— INSTRUCTIONS FOR THE TASK —
Find all the lines with "stroke" and gather them.

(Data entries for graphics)
• • • • •

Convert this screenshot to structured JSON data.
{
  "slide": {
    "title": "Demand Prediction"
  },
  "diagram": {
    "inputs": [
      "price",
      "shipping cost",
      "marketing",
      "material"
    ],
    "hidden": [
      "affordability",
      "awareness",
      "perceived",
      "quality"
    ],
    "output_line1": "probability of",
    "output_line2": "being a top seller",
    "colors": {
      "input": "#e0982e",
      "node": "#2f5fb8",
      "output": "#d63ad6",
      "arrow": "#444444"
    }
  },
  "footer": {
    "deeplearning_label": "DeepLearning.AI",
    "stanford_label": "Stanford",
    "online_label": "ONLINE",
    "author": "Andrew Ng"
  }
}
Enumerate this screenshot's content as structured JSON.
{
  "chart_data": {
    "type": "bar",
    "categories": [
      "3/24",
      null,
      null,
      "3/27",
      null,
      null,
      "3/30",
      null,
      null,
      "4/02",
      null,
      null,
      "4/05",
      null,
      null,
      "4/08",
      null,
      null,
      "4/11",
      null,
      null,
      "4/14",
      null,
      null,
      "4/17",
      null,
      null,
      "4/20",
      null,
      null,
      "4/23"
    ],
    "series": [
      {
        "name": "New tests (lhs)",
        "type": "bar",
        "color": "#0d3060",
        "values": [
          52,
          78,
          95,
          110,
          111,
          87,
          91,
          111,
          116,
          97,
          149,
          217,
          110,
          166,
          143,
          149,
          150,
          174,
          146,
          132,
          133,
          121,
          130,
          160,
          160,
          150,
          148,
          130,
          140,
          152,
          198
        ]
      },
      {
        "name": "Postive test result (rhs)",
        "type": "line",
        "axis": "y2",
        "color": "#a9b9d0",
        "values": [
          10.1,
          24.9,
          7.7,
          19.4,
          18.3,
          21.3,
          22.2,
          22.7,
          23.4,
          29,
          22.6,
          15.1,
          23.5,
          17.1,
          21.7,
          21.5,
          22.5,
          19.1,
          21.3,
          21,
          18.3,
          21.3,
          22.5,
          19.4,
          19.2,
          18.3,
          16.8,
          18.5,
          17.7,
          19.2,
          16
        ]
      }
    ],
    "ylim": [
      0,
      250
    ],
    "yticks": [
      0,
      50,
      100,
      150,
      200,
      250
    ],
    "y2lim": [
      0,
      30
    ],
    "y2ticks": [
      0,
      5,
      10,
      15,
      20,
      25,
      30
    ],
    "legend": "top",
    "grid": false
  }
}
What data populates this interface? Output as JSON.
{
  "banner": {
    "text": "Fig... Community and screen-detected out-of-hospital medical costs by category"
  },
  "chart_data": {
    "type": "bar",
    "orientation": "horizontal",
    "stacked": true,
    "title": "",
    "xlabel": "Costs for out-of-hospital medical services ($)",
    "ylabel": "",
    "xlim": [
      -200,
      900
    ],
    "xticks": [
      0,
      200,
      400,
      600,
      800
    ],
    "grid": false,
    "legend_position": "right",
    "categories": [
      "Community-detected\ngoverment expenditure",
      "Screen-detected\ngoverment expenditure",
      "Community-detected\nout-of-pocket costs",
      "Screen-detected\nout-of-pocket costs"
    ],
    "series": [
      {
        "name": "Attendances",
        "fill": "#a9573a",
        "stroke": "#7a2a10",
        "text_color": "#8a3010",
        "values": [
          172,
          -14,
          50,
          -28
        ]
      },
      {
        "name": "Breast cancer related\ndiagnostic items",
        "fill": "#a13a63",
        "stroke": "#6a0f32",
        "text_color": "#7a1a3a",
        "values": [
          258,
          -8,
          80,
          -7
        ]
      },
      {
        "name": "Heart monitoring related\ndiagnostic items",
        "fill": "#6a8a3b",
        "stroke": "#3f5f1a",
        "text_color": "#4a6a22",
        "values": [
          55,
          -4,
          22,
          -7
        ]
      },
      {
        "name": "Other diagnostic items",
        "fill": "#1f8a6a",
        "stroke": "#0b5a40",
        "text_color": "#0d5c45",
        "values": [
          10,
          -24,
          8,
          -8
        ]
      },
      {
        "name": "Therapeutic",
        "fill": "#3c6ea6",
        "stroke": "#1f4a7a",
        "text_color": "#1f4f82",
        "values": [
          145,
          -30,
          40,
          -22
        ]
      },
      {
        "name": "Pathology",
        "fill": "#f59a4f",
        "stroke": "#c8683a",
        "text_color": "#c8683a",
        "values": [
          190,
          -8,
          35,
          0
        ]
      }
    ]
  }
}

• • • • •

— TASK ANSWER —
        "stroke": "#7a2a10",
        "stroke": "#6a0f32",
        "stroke": "#3f5f1a",
        "stroke": "#0b5a40",
        "stroke": "#1f4a7a",
        "stroke": "#c8683a",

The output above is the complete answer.